* EXERCISE DETAILS:
What follows is a block of records; reproduce all of it verbatim.

[Start DATA]

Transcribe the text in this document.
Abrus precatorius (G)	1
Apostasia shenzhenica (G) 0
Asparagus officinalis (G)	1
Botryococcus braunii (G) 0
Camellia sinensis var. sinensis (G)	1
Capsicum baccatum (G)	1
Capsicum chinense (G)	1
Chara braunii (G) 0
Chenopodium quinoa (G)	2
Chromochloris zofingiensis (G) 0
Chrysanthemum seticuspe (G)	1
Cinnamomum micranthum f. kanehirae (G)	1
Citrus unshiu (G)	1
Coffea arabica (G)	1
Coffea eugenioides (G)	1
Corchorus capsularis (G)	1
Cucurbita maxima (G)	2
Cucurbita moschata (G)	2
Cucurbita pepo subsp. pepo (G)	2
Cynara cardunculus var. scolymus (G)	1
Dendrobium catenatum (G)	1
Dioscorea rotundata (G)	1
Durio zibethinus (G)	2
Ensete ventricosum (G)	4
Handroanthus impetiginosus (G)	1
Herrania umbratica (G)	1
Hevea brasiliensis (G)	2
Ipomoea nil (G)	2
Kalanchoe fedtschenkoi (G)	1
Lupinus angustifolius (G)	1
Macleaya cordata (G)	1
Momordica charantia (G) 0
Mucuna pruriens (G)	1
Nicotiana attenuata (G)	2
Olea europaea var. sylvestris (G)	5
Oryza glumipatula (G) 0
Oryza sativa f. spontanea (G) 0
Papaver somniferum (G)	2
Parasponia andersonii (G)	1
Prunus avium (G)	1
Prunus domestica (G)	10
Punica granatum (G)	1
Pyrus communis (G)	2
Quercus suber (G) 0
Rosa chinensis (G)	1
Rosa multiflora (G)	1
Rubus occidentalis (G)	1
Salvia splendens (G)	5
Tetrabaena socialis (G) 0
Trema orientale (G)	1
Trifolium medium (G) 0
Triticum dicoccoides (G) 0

[End DATA]

* RESPONSE:
Transcribe the text in this document.
Abrus precatorius (G)	1
Apostasia shenzhenica (G) 0
Asparagus officinalis (G)	1
Botryococcus braunii (G) 0
Camellia sinensis var. sinensis (G)	1
Capsicum baccatum (G)	1
Capsicum chinense (G)	1
Chara braunii (G) 0
Chenopodium quinoa (G)	2
Chromochloris zofingiensis (G) 0
Chrysanthemum seticuspe (G)	1
Cinnamomum micranthum f. kanehirae (G)	1
Citrus unshiu (G)	1
Coffea arabica (G)	1
Coffea eugenioides (G)	1
Corchorus capsularis (G)	1
Cucurbita maxima (G)	2
Cucurbita moschata (G)	2
Cucurbita pepo subsp. pepo (G)	2
Cynara cardunculus var. scolymus (G)	1
Dendrobium catenatum (G)	1
Dioscorea rotundata (G)	1
Durio zibethinus (G)	2
Ensete ventricosum (G)	4
Handroanthus impetiginosus (G)	1
Herrania umbratica (G)	1
Hevea brasiliensis (G)	2
Ipomoea nil (G)	2
Kalanchoe fedtschenkoi (G)	1
Lupinus angustifolius (G)	1
Macleaya cordata (G)	1
Momordica charantia (G) 0
Mucuna pruriens (G)	1
Nicotiana attenuata (G)	2
Olea europaea var. sylvestris (G)	5
Oryza glumipatula (G) 0
Oryza sativa f. spontanea (G) 0
Papaver somniferum (G)	2
Parasponia andersonii (G)	1
Prunus avium (G)	1
Prunus domestica (G)	10
Punica granatum (G)	1
Pyrus communis (G)	2
Quercus suber (G) 0
Rosa chinensis (G)	1
Rosa multiflora (G)	1
Rubus occidentalis (G)	1
Salvia splendens (G)	5
Tetrabaena socialis (G) 0
Trema orientale (G)	1
Trifolium medium (G) 0
Triticum dicoccoides (G) 0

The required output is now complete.